[Records from a data collection]
------------------------

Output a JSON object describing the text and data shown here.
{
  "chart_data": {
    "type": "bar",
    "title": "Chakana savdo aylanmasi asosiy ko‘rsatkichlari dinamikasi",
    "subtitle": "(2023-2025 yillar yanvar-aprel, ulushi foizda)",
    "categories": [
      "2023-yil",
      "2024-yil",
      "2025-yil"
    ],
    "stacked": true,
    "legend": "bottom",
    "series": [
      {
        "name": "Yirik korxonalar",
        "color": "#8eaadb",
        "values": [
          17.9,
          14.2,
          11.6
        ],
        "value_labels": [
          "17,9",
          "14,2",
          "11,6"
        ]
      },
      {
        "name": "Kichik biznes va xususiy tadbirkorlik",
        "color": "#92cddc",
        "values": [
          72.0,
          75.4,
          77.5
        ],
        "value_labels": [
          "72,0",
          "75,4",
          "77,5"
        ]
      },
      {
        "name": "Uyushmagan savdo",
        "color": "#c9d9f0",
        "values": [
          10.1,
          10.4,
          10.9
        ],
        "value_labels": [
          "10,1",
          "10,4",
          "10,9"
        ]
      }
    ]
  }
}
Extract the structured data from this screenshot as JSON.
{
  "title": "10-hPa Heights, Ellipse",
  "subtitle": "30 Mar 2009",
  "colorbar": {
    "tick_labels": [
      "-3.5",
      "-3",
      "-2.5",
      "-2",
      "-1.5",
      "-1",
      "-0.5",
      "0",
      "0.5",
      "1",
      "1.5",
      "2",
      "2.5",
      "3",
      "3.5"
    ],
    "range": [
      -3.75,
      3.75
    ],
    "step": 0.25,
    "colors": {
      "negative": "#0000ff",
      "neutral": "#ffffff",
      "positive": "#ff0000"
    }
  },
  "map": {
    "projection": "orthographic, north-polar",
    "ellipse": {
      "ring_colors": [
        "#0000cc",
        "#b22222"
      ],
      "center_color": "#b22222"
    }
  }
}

------------------------

- THE TASK -
Repeat every record, exactly as written.

- RESULT OF THE EXERCISE -
Output a JSON object describing the text and data shown here.
{
  "chart_data": {
    "type": "bar",
    "title": "Chakana savdo aylanmasi asosiy ko‘rsatkichlari dinamikasi",
    "subtitle": "(2023-2025 yillar yanvar-aprel, ulushi foizda)",
    "categories": [
      "2023-yil",
      "2024-yil",
      "2025-yil"
    ],
    "stacked": true,
    "legend": "bottom",
    "series": [
      {
        "name": "Yirik korxonalar",
        "color": "#8eaadb",
        "values": [
          17.9,
          14.2,
          11.6
        ],
        "value_labels": [
          "17,9",
          "14,2",
          "11,6"
        ]
      },
      {
        "name": "Kichik biznes va xususiy tadbirkorlik",
        "color": "#92cddc",
        "values": [
          72.0,
          75.4,
          77.5
        ],
        "value_labels": [
          "72,0",
          "75,4",
          "77,5"
        ]
      },
      {
        "name": "Uyushmagan savdo",
        "color": "#c9d9f0",
        "values": [
          10.1,
          10.4,
          10.9
        ],
        "value_labels": [
          "10,1",
          "10,4",
          "10,9"
        ]
      }
    ]
  }
}
Extract the structured data from this screenshot as JSON.
{
  "title": "10-hPa Heights, Ellipse",
  "subtitle": "30 Mar 2009",
  "colorbar": {
    "tick_labels": [
      "-3.5",
      "-3",
      "-2.5",
      "-2",
      "-1.5",
      "-1",
      "-0.5",
      "0",
      "0.5",
      "1",
      "1.5",
      "2",
      "2.5",
      "3",
      "3.5"
    ],
    "range": [
      -3.75,
      3.75
    ],
    "step": 0.25,
    "colors": {
      "negative": "#0000ff",
      "neutral": "#ffffff",
      "positive": "#ff0000"
    }
  },
  "map": {
    "projection": "orthographic, north-polar",
    "ellipse": {
      "ring_colors": [
        "#0000cc",
        "#b22222"
      ],
      "center_color": "#b22222"
    }
  }
}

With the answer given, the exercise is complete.